:: WHAT YOU ARE ASKED TO DO ::
Word for word, retype every entry in the listing.

* Begin DATASET CONTENT *

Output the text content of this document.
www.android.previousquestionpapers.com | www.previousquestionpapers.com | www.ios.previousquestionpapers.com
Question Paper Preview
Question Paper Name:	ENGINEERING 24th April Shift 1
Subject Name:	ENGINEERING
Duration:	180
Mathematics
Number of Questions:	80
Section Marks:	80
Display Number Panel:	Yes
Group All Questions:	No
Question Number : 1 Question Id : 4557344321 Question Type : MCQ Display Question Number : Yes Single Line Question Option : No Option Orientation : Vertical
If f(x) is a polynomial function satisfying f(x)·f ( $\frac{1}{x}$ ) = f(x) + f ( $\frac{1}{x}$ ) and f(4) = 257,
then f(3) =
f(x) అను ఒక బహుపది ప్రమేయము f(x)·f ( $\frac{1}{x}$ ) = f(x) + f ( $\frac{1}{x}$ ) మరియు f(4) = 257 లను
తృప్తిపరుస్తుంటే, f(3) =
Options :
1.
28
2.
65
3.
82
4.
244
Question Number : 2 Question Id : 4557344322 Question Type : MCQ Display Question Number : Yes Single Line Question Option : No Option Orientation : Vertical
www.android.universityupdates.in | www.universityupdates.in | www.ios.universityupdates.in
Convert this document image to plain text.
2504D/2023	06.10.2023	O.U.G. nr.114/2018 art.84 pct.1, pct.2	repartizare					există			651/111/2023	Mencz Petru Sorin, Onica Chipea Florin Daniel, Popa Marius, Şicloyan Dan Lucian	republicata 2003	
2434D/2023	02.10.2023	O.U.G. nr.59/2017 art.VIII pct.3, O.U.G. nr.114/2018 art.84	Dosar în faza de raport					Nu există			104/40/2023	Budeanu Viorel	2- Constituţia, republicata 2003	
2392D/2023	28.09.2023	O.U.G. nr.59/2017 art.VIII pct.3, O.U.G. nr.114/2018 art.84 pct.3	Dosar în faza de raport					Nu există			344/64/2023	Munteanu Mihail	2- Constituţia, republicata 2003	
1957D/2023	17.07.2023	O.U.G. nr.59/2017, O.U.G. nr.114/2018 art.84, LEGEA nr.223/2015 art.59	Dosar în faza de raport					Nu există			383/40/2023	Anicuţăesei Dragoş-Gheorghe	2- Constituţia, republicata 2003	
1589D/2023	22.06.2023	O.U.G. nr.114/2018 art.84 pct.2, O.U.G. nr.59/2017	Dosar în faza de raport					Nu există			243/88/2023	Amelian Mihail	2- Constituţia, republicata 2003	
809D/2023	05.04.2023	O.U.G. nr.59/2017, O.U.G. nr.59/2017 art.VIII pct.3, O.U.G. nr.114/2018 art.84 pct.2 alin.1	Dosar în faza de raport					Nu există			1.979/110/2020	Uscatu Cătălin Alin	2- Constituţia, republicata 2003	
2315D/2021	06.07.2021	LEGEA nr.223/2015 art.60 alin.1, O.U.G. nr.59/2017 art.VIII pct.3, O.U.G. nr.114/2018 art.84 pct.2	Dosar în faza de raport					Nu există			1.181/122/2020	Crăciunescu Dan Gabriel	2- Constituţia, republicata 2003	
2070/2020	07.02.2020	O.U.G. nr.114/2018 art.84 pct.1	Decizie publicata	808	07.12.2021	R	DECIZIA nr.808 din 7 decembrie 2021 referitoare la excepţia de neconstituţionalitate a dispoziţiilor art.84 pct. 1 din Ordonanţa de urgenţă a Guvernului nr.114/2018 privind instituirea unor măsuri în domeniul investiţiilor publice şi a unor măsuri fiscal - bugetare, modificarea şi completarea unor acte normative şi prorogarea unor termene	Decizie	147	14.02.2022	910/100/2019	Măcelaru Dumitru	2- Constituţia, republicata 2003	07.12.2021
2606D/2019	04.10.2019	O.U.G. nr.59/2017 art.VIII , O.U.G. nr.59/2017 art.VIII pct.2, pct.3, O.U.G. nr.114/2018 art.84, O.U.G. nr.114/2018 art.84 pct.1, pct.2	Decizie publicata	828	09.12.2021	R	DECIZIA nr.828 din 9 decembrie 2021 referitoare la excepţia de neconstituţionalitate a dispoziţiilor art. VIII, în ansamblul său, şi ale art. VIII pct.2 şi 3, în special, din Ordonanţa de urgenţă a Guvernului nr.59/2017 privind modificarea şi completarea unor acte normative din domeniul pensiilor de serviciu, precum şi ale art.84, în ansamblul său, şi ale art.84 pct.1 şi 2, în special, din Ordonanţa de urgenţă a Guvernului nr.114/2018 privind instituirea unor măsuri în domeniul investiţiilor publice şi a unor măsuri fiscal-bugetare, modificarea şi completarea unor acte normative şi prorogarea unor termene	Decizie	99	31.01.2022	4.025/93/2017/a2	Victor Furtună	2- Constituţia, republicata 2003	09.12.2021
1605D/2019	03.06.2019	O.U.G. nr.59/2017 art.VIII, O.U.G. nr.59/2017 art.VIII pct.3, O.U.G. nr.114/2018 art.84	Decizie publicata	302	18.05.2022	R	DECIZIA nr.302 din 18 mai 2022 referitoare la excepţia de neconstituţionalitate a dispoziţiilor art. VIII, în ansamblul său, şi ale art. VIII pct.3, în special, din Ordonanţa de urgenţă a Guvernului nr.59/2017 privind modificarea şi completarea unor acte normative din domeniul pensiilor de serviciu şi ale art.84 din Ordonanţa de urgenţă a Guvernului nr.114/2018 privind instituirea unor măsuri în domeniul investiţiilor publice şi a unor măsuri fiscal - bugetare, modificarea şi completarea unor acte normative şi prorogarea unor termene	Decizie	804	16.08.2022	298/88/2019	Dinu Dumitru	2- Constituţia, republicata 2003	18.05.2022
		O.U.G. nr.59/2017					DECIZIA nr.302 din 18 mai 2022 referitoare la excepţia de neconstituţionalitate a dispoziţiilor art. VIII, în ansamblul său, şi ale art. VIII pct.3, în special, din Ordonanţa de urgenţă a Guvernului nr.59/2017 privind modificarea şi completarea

* End DATASET CONTENT *

:: RESPONSE FOR THIS EXERCISE ::
Output the text content of this document.
www.android.previousquestionpapers.com | www.previousquestionpapers.com | www.ios.previousquestionpapers.com
Question Paper Preview
Question Paper Name:	ENGINEERING 24th April Shift 1
Subject Name:	ENGINEERING
Duration:	180
Mathematics
Number of Questions:	80
Section Marks:	80
Display Number Panel:	Yes
Group All Questions:	No
Question Number : 1 Question Id : 4557344321 Question Type : MCQ Display Question Number : Yes Single Line Question Option : No Option Orientation : Vertical
If f(x) is a polynomial function satisfying f(x)·f ( $\frac{1}{x}$ ) = f(x) + f ( $\frac{1}{x}$ ) and f(4) = 257,
then f(3) =
f(x) అను ఒక బహుపది ప్రమేయము f(x)·f ( $\frac{1}{x}$ ) = f(x) + f ( $\frac{1}{x}$ ) మరియు f(4) = 257 లను
తృప్తిపరుస్తుంటే, f(3) =
Options :
1.
28
2.
65
3.
82
4.
244
Question Number : 2 Question Id : 4557344322 Question Type : MCQ Display Question Number : Yes Single Line Question Option : No Option Orientation : Vertical
www.android.universityupdates.in | www.universityupdates.in | www.ios.universityupdates.in
Convert this document image to plain text.
2504D/2023	06.10.2023	O.U.G. nr.114/2018 art.84 pct.1, pct.2	repartizare					există			651/111/2023	Mencz Petru Sorin, Onica Chipea Florin Daniel, Popa Marius, Şicloyan Dan Lucian	republicata 2003	
2434D/2023	02.10.2023	O.U.G. nr.59/2017 art.VIII pct.3, O.U.G. nr.114/2018 art.84	Dosar în faza de raport					Nu există			104/40/2023	Budeanu Viorel	2- Constituţia, republicata 2003	
2392D/2023	28.09.2023	O.U.G. nr.59/2017 art.VIII pct.3, O.U.G. nr.114/2018 art.84 pct.3	Dosar în faza de raport					Nu există			344/64/2023	Munteanu Mihail	2- Constituţia, republicata 2003	
1957D/2023	17.07.2023	O.U.G. nr.59/2017, O.U.G. nr.114/2018 art.84, LEGEA nr.223/2015 art.59	Dosar în faza de raport					Nu există			383/40/2023	Anicuţăesei Dragoş-Gheorghe	2- Constituţia, republicata 2003	
1589D/2023	22.06.2023	O.U.G. nr.114/2018 art.84 pct.2, O.U.G. nr.59/2017	Dosar în faza de raport					Nu există			243/88/2023	Amelian Mihail	2- Constituţia, republicata 2003	
809D/2023	05.04.2023	O.U.G. nr.59/2017, O.U.G. nr.59/2017 art.VIII pct.3, O.U.G. nr.114/2018 art.84 pct.2 alin.1	Dosar în faza de raport					Nu există			1.979/110/2020	Uscatu Cătălin Alin	2- Constituţia, republicata 2003	
2315D/2021	06.07.2021	LEGEA nr.223/2015 art.60 alin.1, O.U.G. nr.59/2017 art.VIII pct.3, O.U.G. nr.114/2018 art.84 pct.2	Dosar în faza de raport					Nu există			1.181/122/2020	Crăciunescu Dan Gabriel	2- Constituţia, republicata 2003	
2070/2020	07.02.2020	O.U.G. nr.114/2018 art.84 pct.1	Decizie publicata	808	07.12.2021	R	DECIZIA nr.808 din 7 decembrie 2021 referitoare la excepţia de neconstituţionalitate a dispoziţiilor art.84 pct. 1 din Ordonanţa de urgenţă a Guvernului nr.114/2018 privind instituirea unor măsuri în domeniul investiţiilor publice şi a unor măsuri fiscal - bugetare, modificarea şi completarea unor acte normative şi prorogarea unor termene	Decizie	147	14.02.2022	910/100/2019	Măcelaru Dumitru	2- Constituţia, republicata 2003	07.12.2021
2606D/2019	04.10.2019	O.U.G. nr.59/2017 art.VIII , O.U.G. nr.59/2017 art.VIII pct.2, pct.3, O.U.G. nr.114/2018 art.84, O.U.G. nr.114/2018 art.84 pct.1, pct.2	Decizie publicata	828	09.12.2021	R	DECIZIA nr.828 din 9 decembrie 2021 referitoare la excepţia de neconstituţionalitate a dispoziţiilor art. VIII, în ansamblul său, şi ale art. VIII pct.2 şi 3, în special, din Ordonanţa de urgenţă a Guvernului nr.59/2017 privind modificarea şi completarea unor acte normative din domeniul pensiilor de serviciu, precum şi ale art.84, în ansamblul său, şi ale art.84 pct.1 şi 2, în special, din Ordonanţa de urgenţă a Guvernului nr.114/2018 privind instituirea unor măsuri în domeniul investiţiilor publice şi a unor măsuri fiscal-bugetare, modificarea şi completarea unor acte normative şi prorogarea unor termene	Decizie	99	31.01.2022	4.025/93/2017/a2	Victor Furtună	2- Constituţia, republicata 2003	09.12.2021
1605D/2019	03.06.2019	O.U.G. nr.59/2017 art.VIII, O.U.G. nr.59/2017 art.VIII pct.3, O.U.G. nr.114/2018 art.84	Decizie publicata	302	18.05.2022	R	DECIZIA nr.302 din 18 mai 2022 referitoare la excepţia de neconstituţionalitate a dispoziţiilor art. VIII, în ansamblul său, şi ale art. VIII pct.3, în special, din Ordonanţa de urgenţă a Guvernului nr.59/2017 privind modificarea şi completarea unor acte normative din domeniul pensiilor de serviciu şi ale art.84 din Ordonanţa de urgenţă a Guvernului nr.114/2018 privind instituirea unor măsuri în domeniul investiţiilor publice şi a unor măsuri fiscal - bugetare, modificarea şi completarea unor acte normative şi prorogarea unor termene	Decizie	804	16.08.2022	298/88/2019	Dinu Dumitru	2- Constituţia, republicata 2003	18.05.2022
		O.U.G. nr.59/2017					DECIZIA nr.302 din 18 mai 2022 referitoare la excepţia de neconstituţionalitate a dispoziţiilor art. VIII, în ansamblul său, şi ale art. VIII pct.3, în special, din Ordonanţa de urgenţă a Guvernului nr.59/2017 privind modificarea şi completarea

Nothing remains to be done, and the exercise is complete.